[Énoncé 1]
D'après le texte sur Gaël Davrinche, en quelle année a débuté la série des Revisités ?
[Énoncé 2]
Selon le texte sur Gaël Davrinche, pour quelle raison l'artiste s'est-il intéressé au dessin d'enfant ? Répondez en une à trois phrases.

[Texte fourni]
************

DES VISAGES ET DES VISIONS

Olivier Kaeppellin a choisi pour l’xposition « Faire face » des portraits parmi les tableaux de Gaël Davrinche, né en 1971, qui se voit ainsi gratifié pour son demi-siècle d’une exposition et d’un catalogue dont le texte ne peut que l’encourager à persévérer dans son être.

L’intitulé de la rétrospective de Gaël Davrinche : FAIRE FACE définit une attitude et une position. Sans faux-fuyants, refusant les compromis, cet artiste affronte des défis. Dans la vie sociale, la réciprocité d’un face à face peut aller de l’affection attentive à la dissension agressive mais le face à face du peintre avec son modèle n’est pas réciproque, il induit une rumination creative, préambule de celle d’un regardeur qui fait le tableau … ou le défait.

Gaël Davrinche nous invite à revisiter l’art muséal. Il fait face à des modèles vivants comme il le faisait auparavant à des tableaux d’époques diverses qui l’ont touchés. Sa série des Revisités, initiée en 2005, se réappropriait des chefs-d’oeuvre de la peinture comme s’il voulait, au lieu de leur rendre hommage, se débarrasser de la hantise que ces figures fantômes suscitent en venant occuper nos regards de manière obsédante. Son désir de table rase, sans doute impossible devant un tel déferlement cultureln il l’a réalisé par un recours à l’enfance : il s’est intéressé au dessin d’enfant afin de revenir aux origines d’un geste pictural dont la vivacité pouvait remettre en mouvement des portraits figés dans les galeries ou dans les livres d’art.

************

Données de placement des éléments:

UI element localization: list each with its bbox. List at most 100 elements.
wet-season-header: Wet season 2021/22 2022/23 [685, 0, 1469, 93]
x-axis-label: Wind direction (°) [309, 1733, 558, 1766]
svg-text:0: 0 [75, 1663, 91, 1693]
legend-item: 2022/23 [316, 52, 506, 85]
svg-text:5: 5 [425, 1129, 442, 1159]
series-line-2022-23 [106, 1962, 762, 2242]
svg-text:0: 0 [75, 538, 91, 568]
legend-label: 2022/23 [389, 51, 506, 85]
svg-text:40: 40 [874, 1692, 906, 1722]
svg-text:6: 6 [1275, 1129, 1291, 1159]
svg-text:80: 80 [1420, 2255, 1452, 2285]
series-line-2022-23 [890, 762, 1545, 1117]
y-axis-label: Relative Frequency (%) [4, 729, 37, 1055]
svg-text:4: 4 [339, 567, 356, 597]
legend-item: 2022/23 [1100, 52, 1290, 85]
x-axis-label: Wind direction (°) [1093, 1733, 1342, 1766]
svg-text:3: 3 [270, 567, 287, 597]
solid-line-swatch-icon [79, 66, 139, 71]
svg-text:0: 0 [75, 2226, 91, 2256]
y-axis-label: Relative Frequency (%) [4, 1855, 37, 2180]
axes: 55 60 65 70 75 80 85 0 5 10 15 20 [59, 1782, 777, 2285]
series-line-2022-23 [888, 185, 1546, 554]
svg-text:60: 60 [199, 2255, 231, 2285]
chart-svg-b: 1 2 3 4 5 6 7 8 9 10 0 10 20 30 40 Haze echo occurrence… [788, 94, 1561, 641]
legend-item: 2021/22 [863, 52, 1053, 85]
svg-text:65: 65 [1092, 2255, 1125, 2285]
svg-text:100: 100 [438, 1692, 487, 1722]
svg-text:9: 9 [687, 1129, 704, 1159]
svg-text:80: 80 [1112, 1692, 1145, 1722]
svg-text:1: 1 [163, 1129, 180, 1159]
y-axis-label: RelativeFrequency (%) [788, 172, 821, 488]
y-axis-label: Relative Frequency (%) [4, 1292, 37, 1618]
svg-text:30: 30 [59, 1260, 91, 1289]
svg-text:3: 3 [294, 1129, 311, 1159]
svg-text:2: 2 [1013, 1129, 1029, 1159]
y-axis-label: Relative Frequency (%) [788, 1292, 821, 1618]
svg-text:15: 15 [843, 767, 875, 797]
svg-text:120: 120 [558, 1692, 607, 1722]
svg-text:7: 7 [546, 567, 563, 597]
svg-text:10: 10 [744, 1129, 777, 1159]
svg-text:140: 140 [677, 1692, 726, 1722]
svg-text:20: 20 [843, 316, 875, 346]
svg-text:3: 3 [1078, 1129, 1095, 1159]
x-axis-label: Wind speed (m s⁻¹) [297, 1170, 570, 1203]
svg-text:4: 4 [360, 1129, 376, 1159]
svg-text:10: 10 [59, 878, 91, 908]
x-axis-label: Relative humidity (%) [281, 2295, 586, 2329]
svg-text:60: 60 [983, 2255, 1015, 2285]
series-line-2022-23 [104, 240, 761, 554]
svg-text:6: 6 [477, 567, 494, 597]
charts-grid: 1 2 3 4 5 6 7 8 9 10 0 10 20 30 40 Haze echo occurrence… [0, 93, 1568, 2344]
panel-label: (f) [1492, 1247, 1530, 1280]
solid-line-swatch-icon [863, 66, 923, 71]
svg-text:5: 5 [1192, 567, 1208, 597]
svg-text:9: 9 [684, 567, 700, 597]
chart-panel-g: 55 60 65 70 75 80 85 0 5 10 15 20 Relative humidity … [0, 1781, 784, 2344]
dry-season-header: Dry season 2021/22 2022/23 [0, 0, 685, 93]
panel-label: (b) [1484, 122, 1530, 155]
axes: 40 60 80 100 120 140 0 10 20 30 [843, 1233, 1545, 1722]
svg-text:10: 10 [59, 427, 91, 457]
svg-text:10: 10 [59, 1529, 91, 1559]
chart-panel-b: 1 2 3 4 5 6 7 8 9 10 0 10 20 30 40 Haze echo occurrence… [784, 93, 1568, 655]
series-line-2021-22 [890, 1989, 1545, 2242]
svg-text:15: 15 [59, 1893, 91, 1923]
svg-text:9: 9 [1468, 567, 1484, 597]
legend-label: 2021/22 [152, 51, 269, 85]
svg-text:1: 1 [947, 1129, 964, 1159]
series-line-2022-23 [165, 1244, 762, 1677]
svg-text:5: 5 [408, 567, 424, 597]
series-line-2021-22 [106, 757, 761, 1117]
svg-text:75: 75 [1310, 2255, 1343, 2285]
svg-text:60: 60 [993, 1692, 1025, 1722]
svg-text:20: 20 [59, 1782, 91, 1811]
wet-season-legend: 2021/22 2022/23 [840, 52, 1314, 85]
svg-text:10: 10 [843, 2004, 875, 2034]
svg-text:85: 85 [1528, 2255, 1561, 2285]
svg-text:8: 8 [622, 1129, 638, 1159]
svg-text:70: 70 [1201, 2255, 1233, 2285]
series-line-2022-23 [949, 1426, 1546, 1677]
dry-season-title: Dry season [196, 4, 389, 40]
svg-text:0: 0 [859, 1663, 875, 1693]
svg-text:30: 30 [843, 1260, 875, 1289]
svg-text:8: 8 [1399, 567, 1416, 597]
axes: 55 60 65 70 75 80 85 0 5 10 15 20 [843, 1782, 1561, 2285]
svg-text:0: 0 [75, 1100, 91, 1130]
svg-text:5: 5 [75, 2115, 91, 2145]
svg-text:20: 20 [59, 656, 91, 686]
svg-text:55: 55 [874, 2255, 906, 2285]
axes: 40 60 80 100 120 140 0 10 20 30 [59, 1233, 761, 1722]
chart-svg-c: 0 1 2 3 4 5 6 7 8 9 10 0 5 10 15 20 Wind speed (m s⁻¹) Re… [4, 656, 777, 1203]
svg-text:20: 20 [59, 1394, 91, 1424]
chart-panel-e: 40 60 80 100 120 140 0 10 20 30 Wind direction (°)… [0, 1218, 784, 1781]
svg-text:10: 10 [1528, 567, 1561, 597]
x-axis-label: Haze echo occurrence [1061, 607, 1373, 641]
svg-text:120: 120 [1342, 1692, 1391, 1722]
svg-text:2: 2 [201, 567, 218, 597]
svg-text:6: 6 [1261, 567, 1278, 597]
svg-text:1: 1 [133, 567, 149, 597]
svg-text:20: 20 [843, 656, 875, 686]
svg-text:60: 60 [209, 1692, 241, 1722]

************

[Solution 1]
La série des Revisités a débuté en 2005.

[Solution 2]
Il s'est intéressé au dessin d'enfant pour revenir aux origines du geste pictural. La vivacité de ce geste pouvait remettre en mouvement des portraits figés dans les galeries ou dans les livres d'art. Ce recours à l'enfance répondait à son désir de table rase.